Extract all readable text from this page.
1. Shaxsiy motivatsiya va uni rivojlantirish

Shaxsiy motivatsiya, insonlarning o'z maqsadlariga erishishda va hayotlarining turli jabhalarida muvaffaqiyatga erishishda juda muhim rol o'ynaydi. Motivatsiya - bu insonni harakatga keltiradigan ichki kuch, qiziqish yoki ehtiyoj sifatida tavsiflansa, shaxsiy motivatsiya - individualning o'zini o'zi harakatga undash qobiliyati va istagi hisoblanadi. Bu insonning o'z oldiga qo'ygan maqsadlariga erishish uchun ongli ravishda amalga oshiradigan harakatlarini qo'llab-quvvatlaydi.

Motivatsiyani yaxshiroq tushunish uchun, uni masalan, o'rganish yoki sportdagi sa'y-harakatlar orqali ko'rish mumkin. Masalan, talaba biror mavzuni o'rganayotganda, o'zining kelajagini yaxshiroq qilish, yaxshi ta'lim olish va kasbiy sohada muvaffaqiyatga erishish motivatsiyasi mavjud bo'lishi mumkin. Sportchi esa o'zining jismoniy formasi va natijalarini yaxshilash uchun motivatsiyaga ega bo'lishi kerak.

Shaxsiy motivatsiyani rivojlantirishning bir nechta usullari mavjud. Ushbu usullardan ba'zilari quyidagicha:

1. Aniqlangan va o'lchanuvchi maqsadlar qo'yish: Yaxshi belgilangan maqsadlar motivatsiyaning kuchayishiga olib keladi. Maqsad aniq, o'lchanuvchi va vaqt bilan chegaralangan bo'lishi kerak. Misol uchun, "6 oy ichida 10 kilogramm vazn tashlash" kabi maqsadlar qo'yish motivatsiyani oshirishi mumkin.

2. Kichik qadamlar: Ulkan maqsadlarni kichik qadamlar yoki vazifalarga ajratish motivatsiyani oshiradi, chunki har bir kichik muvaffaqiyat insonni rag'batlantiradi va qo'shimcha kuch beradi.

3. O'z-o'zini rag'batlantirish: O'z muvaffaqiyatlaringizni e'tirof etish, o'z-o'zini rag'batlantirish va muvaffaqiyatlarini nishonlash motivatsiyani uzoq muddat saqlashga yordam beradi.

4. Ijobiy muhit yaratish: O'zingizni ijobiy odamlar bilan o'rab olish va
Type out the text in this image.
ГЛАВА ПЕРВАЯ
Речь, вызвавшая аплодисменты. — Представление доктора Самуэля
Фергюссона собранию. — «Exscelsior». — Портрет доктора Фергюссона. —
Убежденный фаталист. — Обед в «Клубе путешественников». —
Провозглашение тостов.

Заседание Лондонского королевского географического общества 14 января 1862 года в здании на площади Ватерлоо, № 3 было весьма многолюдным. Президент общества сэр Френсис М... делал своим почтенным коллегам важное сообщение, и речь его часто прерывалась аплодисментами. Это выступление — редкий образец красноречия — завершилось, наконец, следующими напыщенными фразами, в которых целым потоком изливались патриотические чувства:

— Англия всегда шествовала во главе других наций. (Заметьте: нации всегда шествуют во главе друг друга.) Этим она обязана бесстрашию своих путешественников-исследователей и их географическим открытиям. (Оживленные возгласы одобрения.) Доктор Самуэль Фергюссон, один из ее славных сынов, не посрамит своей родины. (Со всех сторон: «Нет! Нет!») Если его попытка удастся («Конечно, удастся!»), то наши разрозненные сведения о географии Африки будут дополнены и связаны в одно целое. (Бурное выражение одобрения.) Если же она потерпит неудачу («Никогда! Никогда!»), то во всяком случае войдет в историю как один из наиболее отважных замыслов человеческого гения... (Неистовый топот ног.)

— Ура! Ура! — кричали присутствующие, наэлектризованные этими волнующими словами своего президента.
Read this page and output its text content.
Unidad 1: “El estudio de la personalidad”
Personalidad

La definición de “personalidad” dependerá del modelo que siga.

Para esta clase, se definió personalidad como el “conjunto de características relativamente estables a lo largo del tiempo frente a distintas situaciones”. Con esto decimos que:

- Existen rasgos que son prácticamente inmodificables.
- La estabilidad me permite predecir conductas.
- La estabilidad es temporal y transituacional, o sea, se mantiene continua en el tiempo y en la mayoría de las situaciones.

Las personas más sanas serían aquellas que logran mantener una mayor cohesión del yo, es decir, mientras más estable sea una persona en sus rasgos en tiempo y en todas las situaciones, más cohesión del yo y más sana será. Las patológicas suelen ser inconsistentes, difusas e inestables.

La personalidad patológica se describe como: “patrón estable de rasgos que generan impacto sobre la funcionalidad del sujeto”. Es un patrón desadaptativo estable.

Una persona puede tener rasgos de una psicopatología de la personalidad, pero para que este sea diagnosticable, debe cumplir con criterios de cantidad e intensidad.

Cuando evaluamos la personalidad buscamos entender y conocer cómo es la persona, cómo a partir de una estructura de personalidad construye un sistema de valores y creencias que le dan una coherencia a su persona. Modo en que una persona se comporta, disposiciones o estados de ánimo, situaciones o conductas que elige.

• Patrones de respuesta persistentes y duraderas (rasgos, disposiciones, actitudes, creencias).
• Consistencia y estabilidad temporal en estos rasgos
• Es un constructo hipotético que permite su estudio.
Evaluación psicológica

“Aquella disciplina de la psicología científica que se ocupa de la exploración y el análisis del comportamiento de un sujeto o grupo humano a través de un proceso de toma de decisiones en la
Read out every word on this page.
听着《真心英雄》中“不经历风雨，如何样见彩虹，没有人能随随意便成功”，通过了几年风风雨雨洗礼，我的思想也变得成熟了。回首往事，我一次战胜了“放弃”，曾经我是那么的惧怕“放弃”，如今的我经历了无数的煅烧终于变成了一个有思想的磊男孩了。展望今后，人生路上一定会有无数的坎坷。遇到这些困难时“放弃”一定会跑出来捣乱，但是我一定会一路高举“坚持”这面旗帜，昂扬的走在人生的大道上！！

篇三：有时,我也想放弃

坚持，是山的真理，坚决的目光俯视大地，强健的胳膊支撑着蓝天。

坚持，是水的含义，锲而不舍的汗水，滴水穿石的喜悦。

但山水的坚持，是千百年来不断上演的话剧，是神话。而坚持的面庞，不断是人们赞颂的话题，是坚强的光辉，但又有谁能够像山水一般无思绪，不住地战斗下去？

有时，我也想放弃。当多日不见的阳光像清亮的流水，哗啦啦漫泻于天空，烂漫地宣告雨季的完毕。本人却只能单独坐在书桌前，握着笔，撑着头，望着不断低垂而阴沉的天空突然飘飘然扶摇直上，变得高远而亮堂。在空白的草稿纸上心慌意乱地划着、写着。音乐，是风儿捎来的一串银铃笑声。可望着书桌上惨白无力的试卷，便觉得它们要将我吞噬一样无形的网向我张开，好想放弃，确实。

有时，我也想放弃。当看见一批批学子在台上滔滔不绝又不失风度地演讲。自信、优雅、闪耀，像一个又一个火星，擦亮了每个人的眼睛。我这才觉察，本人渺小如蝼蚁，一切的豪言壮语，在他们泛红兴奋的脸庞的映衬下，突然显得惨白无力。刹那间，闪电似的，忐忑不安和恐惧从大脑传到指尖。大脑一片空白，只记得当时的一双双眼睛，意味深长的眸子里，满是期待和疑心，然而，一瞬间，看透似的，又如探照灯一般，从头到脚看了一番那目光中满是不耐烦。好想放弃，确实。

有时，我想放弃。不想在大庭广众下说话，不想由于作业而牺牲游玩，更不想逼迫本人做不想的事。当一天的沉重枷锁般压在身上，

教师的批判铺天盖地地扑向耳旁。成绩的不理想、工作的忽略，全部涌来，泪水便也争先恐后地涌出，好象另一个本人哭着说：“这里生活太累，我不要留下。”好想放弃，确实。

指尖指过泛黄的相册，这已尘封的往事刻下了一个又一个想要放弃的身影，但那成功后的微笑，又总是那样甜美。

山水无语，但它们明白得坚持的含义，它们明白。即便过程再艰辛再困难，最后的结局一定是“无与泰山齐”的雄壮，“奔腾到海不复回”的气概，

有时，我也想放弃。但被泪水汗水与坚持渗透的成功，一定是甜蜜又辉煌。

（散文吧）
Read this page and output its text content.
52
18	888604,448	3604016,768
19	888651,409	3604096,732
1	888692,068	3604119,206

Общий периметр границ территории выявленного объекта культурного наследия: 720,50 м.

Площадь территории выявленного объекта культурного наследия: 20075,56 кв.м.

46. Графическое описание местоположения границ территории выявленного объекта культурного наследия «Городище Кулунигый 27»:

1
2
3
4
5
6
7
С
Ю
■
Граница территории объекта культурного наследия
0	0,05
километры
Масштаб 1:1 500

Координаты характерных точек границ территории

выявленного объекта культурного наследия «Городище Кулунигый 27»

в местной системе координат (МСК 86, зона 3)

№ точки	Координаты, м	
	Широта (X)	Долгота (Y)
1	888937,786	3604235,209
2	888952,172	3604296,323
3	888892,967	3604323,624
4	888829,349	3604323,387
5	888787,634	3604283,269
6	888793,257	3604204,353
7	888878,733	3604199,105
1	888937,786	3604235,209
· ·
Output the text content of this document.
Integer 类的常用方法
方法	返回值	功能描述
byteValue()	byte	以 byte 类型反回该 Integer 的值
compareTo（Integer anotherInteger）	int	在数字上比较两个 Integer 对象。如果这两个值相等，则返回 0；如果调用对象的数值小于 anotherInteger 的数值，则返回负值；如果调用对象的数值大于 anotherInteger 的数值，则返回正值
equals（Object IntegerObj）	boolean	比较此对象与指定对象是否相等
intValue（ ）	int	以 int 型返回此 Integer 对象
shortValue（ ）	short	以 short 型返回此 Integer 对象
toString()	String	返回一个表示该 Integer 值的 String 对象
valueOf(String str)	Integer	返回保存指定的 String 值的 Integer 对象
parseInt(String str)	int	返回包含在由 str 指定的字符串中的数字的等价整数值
# # #
State only how many lines in the material include "permite".

2